Take the material and output all of it exactly.

↓

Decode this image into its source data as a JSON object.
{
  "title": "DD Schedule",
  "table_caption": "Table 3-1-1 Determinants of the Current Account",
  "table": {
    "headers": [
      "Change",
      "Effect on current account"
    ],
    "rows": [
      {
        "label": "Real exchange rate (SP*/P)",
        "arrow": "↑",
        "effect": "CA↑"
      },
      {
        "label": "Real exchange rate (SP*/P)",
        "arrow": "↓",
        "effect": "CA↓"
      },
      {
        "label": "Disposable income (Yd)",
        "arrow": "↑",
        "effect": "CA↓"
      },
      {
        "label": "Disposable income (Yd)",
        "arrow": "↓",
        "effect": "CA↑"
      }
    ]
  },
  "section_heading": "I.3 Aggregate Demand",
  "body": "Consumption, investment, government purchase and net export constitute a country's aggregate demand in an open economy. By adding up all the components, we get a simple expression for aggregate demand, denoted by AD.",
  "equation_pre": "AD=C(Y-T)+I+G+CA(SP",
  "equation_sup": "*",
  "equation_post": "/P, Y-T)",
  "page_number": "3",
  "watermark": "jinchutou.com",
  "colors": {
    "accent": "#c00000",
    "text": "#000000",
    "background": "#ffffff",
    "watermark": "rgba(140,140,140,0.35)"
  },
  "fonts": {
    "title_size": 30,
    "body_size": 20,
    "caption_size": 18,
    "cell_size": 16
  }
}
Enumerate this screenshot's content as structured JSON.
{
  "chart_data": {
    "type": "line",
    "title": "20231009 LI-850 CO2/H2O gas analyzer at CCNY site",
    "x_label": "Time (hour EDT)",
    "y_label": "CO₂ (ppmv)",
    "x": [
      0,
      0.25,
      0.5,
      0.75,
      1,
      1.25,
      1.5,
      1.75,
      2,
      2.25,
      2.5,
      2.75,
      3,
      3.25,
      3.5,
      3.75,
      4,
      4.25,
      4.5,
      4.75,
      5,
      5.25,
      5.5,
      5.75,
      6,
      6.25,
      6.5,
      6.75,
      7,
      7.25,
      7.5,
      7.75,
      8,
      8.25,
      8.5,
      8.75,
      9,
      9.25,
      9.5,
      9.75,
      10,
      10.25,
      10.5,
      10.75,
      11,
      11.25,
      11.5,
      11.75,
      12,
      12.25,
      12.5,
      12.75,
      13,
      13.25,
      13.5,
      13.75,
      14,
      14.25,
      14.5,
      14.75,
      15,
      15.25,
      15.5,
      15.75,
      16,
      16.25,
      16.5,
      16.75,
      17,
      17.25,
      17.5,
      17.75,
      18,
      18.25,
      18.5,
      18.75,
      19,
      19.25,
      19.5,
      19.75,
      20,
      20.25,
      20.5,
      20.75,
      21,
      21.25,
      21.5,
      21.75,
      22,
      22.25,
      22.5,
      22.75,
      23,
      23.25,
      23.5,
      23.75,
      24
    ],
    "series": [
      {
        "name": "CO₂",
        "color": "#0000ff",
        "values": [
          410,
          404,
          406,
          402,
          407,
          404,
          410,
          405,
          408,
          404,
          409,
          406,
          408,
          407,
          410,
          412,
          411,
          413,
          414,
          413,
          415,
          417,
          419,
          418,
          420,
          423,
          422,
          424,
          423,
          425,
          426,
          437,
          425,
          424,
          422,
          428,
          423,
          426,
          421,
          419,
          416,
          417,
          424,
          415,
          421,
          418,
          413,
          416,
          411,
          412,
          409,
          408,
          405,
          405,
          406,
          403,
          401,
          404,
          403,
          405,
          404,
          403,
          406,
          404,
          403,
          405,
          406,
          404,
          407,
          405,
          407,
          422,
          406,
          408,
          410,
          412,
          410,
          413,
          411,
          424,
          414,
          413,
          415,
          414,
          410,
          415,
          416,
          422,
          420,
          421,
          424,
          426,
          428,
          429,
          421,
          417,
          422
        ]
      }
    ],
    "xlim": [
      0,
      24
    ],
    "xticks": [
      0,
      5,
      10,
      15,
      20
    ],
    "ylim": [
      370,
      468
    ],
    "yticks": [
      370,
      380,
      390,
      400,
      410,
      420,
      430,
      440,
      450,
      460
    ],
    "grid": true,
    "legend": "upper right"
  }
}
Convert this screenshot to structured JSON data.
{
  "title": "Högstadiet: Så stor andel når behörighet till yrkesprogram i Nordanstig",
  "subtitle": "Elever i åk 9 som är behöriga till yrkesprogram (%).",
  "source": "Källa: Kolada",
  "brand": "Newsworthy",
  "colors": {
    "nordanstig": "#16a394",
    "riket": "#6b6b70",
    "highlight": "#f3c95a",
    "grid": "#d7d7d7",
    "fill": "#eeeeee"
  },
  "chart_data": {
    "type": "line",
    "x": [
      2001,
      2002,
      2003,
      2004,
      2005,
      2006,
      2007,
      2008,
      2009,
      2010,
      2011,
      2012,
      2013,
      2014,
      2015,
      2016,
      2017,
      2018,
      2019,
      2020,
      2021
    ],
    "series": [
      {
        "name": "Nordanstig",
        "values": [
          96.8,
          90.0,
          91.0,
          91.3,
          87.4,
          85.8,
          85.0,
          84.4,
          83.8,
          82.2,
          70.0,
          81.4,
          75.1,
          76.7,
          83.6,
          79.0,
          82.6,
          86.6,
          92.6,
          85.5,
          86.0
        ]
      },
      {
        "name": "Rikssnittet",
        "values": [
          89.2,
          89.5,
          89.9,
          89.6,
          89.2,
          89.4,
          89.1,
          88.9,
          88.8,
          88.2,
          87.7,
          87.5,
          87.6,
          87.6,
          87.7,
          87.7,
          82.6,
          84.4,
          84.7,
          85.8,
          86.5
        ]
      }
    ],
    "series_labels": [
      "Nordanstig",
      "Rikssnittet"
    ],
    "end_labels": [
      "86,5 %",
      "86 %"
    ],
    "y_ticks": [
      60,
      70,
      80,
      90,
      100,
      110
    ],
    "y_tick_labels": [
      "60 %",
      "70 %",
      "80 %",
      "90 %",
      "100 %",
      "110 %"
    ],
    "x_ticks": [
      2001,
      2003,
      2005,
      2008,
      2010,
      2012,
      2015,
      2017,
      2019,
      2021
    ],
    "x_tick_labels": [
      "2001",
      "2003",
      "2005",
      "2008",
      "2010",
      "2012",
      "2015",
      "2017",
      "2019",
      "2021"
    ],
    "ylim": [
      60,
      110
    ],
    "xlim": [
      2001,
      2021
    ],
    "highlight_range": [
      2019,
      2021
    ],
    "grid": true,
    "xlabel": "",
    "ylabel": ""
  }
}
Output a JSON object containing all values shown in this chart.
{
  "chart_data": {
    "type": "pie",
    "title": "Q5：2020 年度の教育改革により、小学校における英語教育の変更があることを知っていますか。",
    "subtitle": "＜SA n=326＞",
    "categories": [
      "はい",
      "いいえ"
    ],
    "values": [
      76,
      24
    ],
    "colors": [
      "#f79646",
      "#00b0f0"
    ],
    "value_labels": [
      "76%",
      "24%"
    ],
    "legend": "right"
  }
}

↑

Exercise output —
Decode this image into its source data as a JSON object.
{
  "title": "DD Schedule",
  "table_caption": "Table 3-1-1 Determinants of the Current Account",
  "table": {
    "headers": [
      "Change",
      "Effect on current account"
    ],
    "rows": [
      {
        "label": "Real exchange rate (SP*/P)",
        "arrow": "↑",
        "effect": "CA↑"
      },
      {
        "label": "Real exchange rate (SP*/P)",
        "arrow": "↓",
        "effect": "CA↓"
      },
      {
        "label": "Disposable income (Yd)",
        "arrow": "↑",
        "effect": "CA↓"
      },
      {
        "label": "Disposable income (Yd)",
        "arrow": "↓",
        "effect": "CA↑"
      }
    ]
  },
  "section_heading": "I.3 Aggregate Demand",
  "body": "Consumption, investment, government purchase and net export constitute a country's aggregate demand in an open economy. By adding up all the components, we get a simple expression for aggregate demand, denoted by AD.",
  "equation_pre": "AD=C(Y-T)+I+G+CA(SP",
  "equation_sup": "*",
  "equation_post": "/P, Y-T)",
  "page_number": "3",
  "watermark": "jinchutou.com",
  "colors": {
    "accent": "#c00000",
    "text": "#000000",
    "background": "#ffffff",
    "watermark": "rgba(140,140,140,0.35)"
  },
  "fonts": {
    "title_size": 30,
    "body_size": 20,
    "caption_size": 18,
    "cell_size": 16
  }
}
Enumerate this screenshot's content as structured JSON.
{
  "chart_data": {
    "type": "line",
    "title": "20231009 LI-850 CO2/H2O gas analyzer at CCNY site",
    "x_label": "Time (hour EDT)",
    "y_label": "CO₂ (ppmv)",
    "x": [
      0,
      0.25,
      0.5,
      0.75,
      1,
      1.25,
      1.5,
      1.75,
      2,
      2.25,
      2.5,
      2.75,
      3,
      3.25,
      3.5,
      3.75,
      4,
      4.25,
      4.5,
      4.75,
      5,
      5.25,
      5.5,
      5.75,
      6,
      6.25,
      6.5,
      6.75,
      7,
      7.25,
      7.5,
      7.75,
      8,
      8.25,
      8.5,
      8.75,
      9,
      9.25,
      9.5,
      9.75,
      10,
      10.25,
      10.5,
      10.75,
      11,
      11.25,
      11.5,
      11.75,
      12,
      12.25,
      12.5,
      12.75,
      13,
      13.25,
      13.5,
      13.75,
      14,
      14.25,
      14.5,
      14.75,
      15,
      15.25,
      15.5,
      15.75,
      16,
      16.25,
      16.5,
      16.75,
      17,
      17.25,
      17.5,
      17.75,
      18,
      18.25,
      18.5,
      18.75,
      19,
      19.25,
      19.5,
      19.75,
      20,
      20.25,
      20.5,
      20.75,
      21,
      21.25,
      21.5,
      21.75,
      22,
      22.25,
      22.5,
      22.75,
      23,
      23.25,
      23.5,
      23.75,
      24
    ],
    "series": [
      {
        "name": "CO₂",
        "color": "#0000ff",
        "values": [
          410,
          404,
          406,
          402,
          407,
          404,
          410,
          405,
          408,
          404,
          409,
          406,
          408,
          407,
          410,
          412,
          411,
          413,
          414,
          413,
          415,
          417,
          419,
          418,
          420,
          423,
          422,
          424,
          423,
          425,
          426,
          437,
          425,
          424,
          422,
          428,
          423,
          426,
          421,
          419,
          416,
          417,
          424,
          415,
          421,
          418,
          413,
          416,
          411,
          412,
          409,
          408,
          405,
          405,
          406,
          403,
          401,
          404,
          403,
          405,
          404,
          403,
          406,
          404,
          403,
          405,
          406,
          404,
          407,
          405,
          407,
          422,
          406,
          408,
          410,
          412,
          410,
          413,
          411,
          424,
          414,
          413,
          415,
          414,
          410,
          415,
          416,
          422,
          420,
          421,
          424,
          426,
          428,
          429,
          421,
          417,
          422
        ]
      }
    ],
    "xlim": [
      0,
      24
    ],
    "xticks": [
      0,
      5,
      10,
      15,
      20
    ],
    "ylim": [
      370,
      468
    ],
    "yticks": [
      370,
      380,
      390,
      400,
      410,
      420,
      430,
      440,
      450,
      460
    ],
    "grid": true,
    "legend": "upper right"
  }
}
Convert this screenshot to structured JSON data.
{
  "title": "Högstadiet: Så stor andel når behörighet till yrkesprogram i Nordanstig",
  "subtitle": "Elever i åk 9 som är behöriga till yrkesprogram (%).",
  "source": "Källa: Kolada",
  "brand": "Newsworthy",
  "colors": {
    "nordanstig": "#16a394",
    "riket": "#6b6b70",
    "highlight": "#f3c95a",
    "grid": "#d7d7d7",
    "fill": "#eeeeee"
  },
  "chart_data": {
    "type": "line",
    "x": [
      2001,
      2002,
      2003,
      2004,
      2005,
      2006,
      2007,
      2008,
      2009,
      2010,
      2011,
      2012,
      2013,
      2014,
      2015,
      2016,
      2017,
      2018,
      2019,
      2020,
      2021
    ],
    "series": [
      {
        "name": "Nordanstig",
        "values": [
          96.8,
          90.0,
          91.0,
          91.3,
          87.4,
          85.8,
          85.0,
          84.4,
          83.8,
          82.2,
          70.0,
          81.4,
          75.1,
          76.7,
          83.6,
          79.0,
          82.6,
          86.6,
          92.6,
          85.5,
          86.0
        ]
      },
      {
        "name": "Rikssnittet",
        "values": [
          89.2,
          89.5,
          89.9,
          89.6,
          89.2,
          89.4,
          89.1,
          88.9,
          88.8,
          88.2,
          87.7,
          87.5,
          87.6,
          87.6,
          87.7,
          87.7,
          82.6,
          84.4,
          84.7,
          85.8,
          86.5
        ]
      }
    ],
    "series_labels": [
      "Nordanstig",
      "Rikssnittet"
    ],
    "end_labels": [
      "86,5 %",
      "86 %"
    ],
    "y_ticks": [
      60,
      70,
      80,
      90,
      100,
      110
    ],
    "y_tick_labels": [
      "60 %",
      "70 %",
      "80 %",
      "90 %",
      "100 %",
      "110 %"
    ],
    "x_ticks": [
      2001,
      2003,
      2005,
      2008,
      2010,
      2012,
      2015,
      2017,
      2019,
      2021
    ],
    "x_tick_labels": [
      "2001",
      "2003",
      "2005",
      "2008",
      "2010",
      "2012",
      "2015",
      "2017",
      "2019",
      "2021"
    ],
    "ylim": [
      60,
      110
    ],
    "xlim": [
      2001,
      2021
    ],
    "highlight_range": [
      2019,
      2021
    ],
    "grid": true,
    "xlabel": "",
    "ylabel": ""
  }
}
Output a JSON object containing all values shown in this chart.
{
  "chart_data": {
    "type": "pie",
    "title": "Q5：2020 年度の教育改革により、小学校における英語教育の変更があることを知っていますか。",
    "subtitle": "＜SA n=326＞",
    "categories": [
      "はい",
      "いいえ"
    ],
    "values": [
      76,
      24
    ],
    "colors": [
      "#f79646",
      "#00b0f0"
    ],
    "value_labels": [
      "76%",
      "24%"
    ],
    "legend": "right"
  }
}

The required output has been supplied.